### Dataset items

*****

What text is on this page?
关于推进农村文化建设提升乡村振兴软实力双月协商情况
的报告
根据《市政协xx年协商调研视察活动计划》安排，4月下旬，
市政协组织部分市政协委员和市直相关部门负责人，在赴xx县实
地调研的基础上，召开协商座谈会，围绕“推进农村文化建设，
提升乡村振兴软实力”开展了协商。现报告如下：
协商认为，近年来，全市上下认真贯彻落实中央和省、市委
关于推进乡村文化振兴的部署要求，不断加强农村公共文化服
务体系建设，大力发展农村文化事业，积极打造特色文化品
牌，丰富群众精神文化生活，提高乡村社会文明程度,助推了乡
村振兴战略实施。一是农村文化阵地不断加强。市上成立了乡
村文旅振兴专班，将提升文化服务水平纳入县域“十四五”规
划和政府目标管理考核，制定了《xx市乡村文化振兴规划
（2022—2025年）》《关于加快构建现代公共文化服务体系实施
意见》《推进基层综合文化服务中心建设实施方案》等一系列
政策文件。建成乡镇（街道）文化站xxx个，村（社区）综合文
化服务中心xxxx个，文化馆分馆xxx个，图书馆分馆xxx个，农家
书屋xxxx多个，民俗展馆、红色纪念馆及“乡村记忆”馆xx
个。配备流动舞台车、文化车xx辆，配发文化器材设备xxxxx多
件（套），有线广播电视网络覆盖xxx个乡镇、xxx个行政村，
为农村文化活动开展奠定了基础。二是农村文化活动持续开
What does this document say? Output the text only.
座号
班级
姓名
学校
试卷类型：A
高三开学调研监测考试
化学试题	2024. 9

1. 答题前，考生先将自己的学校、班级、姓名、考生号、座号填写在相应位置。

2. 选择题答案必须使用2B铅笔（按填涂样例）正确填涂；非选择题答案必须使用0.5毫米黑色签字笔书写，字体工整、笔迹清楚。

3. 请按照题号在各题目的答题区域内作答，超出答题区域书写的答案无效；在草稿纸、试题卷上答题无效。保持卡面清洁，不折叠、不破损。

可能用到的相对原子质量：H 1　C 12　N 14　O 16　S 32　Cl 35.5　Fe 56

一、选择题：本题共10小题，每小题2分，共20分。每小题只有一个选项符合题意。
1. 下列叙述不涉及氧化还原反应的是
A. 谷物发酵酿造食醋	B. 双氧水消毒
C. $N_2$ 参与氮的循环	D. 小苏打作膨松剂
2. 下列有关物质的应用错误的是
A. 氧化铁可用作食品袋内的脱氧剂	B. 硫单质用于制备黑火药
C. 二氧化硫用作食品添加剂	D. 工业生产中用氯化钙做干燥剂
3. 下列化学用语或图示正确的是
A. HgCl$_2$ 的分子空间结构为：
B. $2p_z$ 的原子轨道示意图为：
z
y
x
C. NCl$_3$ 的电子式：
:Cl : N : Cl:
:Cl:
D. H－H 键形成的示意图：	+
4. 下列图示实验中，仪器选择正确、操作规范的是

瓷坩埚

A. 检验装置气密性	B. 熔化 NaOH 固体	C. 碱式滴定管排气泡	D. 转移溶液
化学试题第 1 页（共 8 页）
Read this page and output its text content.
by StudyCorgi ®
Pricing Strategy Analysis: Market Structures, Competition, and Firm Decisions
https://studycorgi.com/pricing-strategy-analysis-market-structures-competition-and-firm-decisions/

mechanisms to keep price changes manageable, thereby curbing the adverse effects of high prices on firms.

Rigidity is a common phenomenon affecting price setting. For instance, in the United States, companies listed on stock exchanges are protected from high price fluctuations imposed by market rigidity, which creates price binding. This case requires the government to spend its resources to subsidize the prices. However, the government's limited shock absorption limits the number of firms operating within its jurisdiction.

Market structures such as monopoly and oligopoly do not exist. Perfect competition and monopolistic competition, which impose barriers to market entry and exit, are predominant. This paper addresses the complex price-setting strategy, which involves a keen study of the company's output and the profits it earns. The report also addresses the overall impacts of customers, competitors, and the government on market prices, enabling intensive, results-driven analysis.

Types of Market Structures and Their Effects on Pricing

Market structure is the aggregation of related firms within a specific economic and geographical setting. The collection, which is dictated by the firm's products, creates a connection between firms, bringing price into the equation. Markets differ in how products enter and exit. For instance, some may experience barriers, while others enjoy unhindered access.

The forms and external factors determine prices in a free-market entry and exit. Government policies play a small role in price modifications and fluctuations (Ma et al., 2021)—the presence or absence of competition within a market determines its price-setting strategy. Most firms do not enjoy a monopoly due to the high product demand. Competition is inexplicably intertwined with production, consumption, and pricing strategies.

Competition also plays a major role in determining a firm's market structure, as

*****

### The request
Copy every line from the records above that contains the word "within".

### Result of the exercise
Rigidity is a common phenomenon affecting price setting. For instance, in the United States, companies listed on stock exchanges are protected from high price fluctuations imposed by market rigidity, which creates price binding. This case requires the government to spend its resources to subsidize the prices. However, the government's limited shock absorption limits the number of firms operating within its jurisdiction.
Market structure is the aggregation of related firms within a specific economic and geographical setting. The collection, which is dictated by the firm's products, creates a connection between firms, bringing price into the equation. Markets differ in how products enter and exit. For instance, some may experience barriers, while others enjoy unhindered access.
The forms and external factors determine prices in a free-market entry and exit. Government policies play a small role in price modifications and fluctuations (Ma et al., 2021)—the presence or absence of competition within a market determines its price-setting strategy. Most firms do not enjoy a monopoly due to the high product demand. Competition is inexplicably intertwined with production, consumption, and pricing strategies.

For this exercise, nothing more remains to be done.